Recorded data:
____________________

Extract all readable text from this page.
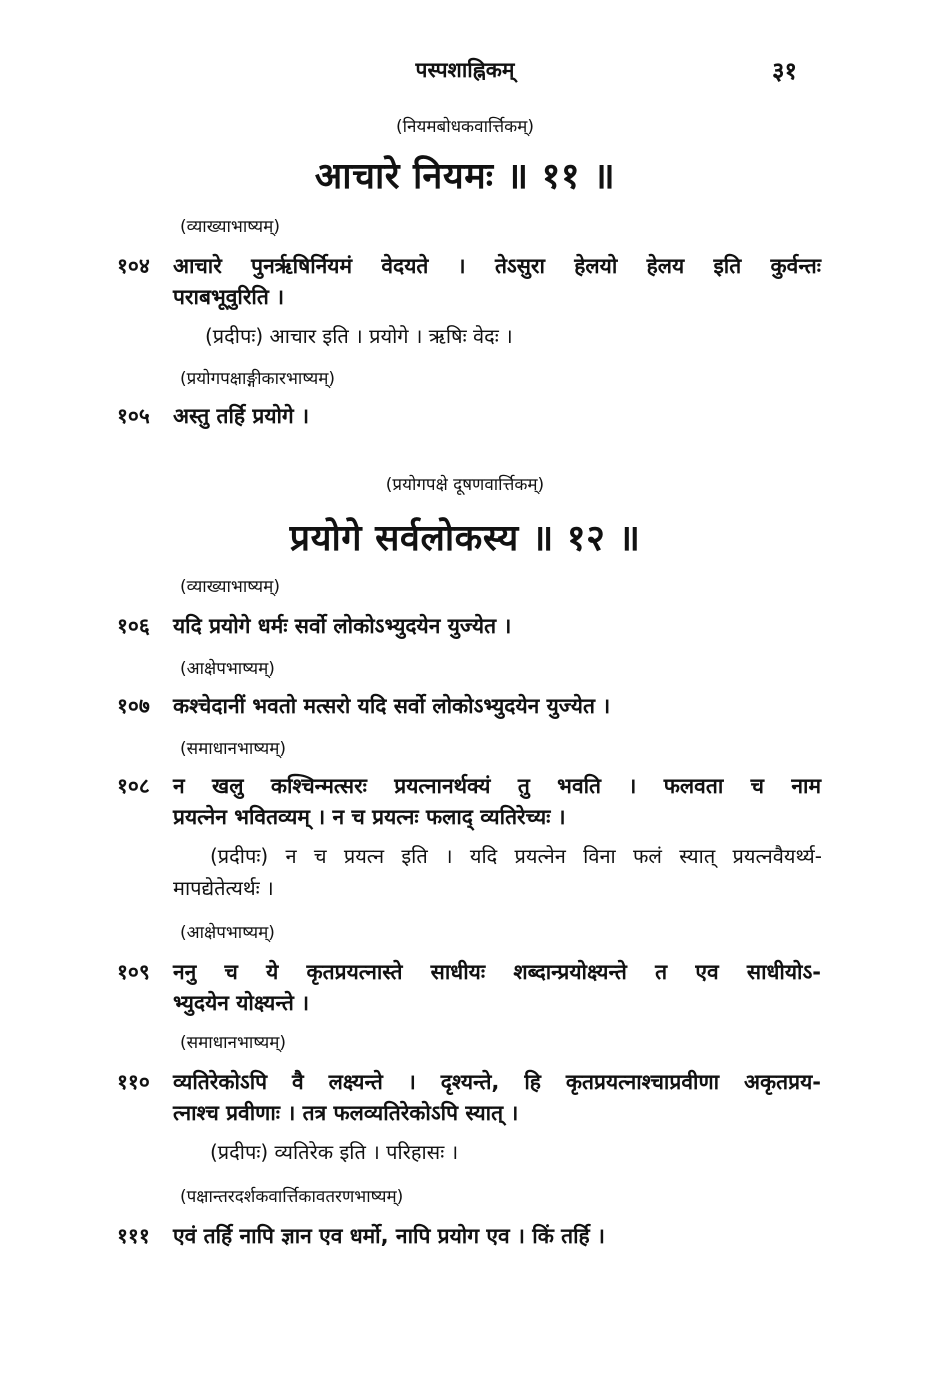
पस्पशाह्निकम्	३१
(नियमबोधकवार्त्तिकम्)
आचारे नियमः ॥ ११ ॥
(व्याख्याभाष्यम्)
१०४ आचारे पुनर्ऋषिर्नियमं वेदयते । तेऽसुरा हेलयो हेलय इति कुर्वन्तः
पराबभूवुरिति ।
(प्रदीपः) आचार इति । प्रयोगे । ऋषिः वेदः ।
(प्रयोगपक्षाङ्गीकारभाष्यम्)
१०५ अस्तु तर्हि प्रयोगे ।
(प्रयोगपक्षे दूषणवार्त्तिकम्)
प्रयोगे सर्वलोकस्य ॥ १२ ॥
(व्याख्याभाष्यम्)
१०६ यदि प्रयोगे धर्मः सर्वो लोकोऽभ्युदयेन युज्येत ।
(आक्षेपभाष्यम्)
१०७ कश्चेदानीं भवतो मत्सरो यदि सर्वो लोकोऽभ्युदयेन युज्येत ।
(समाधानभाष्यम्)
१०८ न खलु कश्चिन्मत्सरः प्रयत्नानर्थक्यं तु भवति । फलवता च नाम
प्रयत्नेन भवितव्यम् । न च प्रयत्नः फलाद् व्यतिरेच्यः ।
(प्रदीपः) न च प्रयत्न इति । यदि प्रयत्नेन विना फलं स्यात् प्रयत्नवैयर्थ्य-
मापद्येतेत्यर्थः ।
(आक्षेपभाष्यम्)
१०९ ननु च ये कृतप्रयत्नास्ते साधीयः शब्दान्प्रयोक्ष्यन्ते त एव साधीयोऽ-
भ्युदयेन योक्ष्यन्ते ।
(समाधानभाष्यम्)
११० व्यतिरेकोऽपि वै लक्ष्यन्ते । दृश्यन्ते, हि कृतप्रयत्नाश्चाप्रवीणा अकृतप्रय-
त्नाश्च प्रवीणाः । तत्र फलव्यतिरेकोऽपि स्यात् ।
(प्रदीपः) व्यतिरेक इति । परिहासः ।
(पक्षान्तरदर्शकवार्त्तिकावतरणभाष्यम्)
१११ एवं तर्हि नापि ज्ञान एव धर्मो, नापि प्रयोग एव । किं तर्हि ।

____________________

**Exercise prompt**
Would you return the data exactly as written, without the pictures?

**Task response**
Extract all readable text from this page.
पस्पशाह्निकम्	३१
(नियमबोधकवार्त्तिकम्)
आचारे नियमः ॥ ११ ॥
(व्याख्याभाष्यम्)
१०४ आचारे पुनर्ऋषिर्नियमं वेदयते । तेऽसुरा हेलयो हेलय इति कुर्वन्तः
पराबभूवुरिति ।
(प्रदीपः) आचार इति । प्रयोगे । ऋषिः वेदः ।
(प्रयोगपक्षाङ्गीकारभाष्यम्)
१०५ अस्तु तर्हि प्रयोगे ।
(प्रयोगपक्षे दूषणवार्त्तिकम्)
प्रयोगे सर्वलोकस्य ॥ १२ ॥
(व्याख्याभाष्यम्)
१०६ यदि प्रयोगे धर्मः सर्वो लोकोऽभ्युदयेन युज्येत ।
(आक्षेपभाष्यम्)
१०७ कश्चेदानीं भवतो मत्सरो यदि सर्वो लोकोऽभ्युदयेन युज्येत ।
(समाधानभाष्यम्)
१०८ न खलु कश्चिन्मत्सरः प्रयत्नानर्थक्यं तु भवति । फलवता च नाम
प्रयत्नेन भवितव्यम् । न च प्रयत्नः फलाद् व्यतिरेच्यः ।
(प्रदीपः) न च प्रयत्न इति । यदि प्रयत्नेन विना फलं स्यात् प्रयत्नवैयर्थ्य-
मापद्येतेत्यर्थः ।
(आक्षेपभाष्यम्)
१०९ ननु च ये कृतप्रयत्नास्ते साधीयः शब्दान्प्रयोक्ष्यन्ते त एव साधीयोऽ-
भ्युदयेन योक्ष्यन्ते ।
(समाधानभाष्यम्)
११० व्यतिरेकोऽपि वै लक्ष्यन्ते । दृश्यन्ते, हि कृतप्रयत्नाश्चाप्रवीणा अकृतप्रय-
त्नाश्च प्रवीणाः । तत्र फलव्यतिरेकोऽपि स्यात् ।
(प्रदीपः) व्यतिरेक इति । परिहासः ।
(पक्षान्तरदर्शकवार्त्तिकावतरणभाष्यम्)
१११ एवं तर्हि नापि ज्ञान एव धर्मो, नापि प्रयोग एव । किं तर्हि ।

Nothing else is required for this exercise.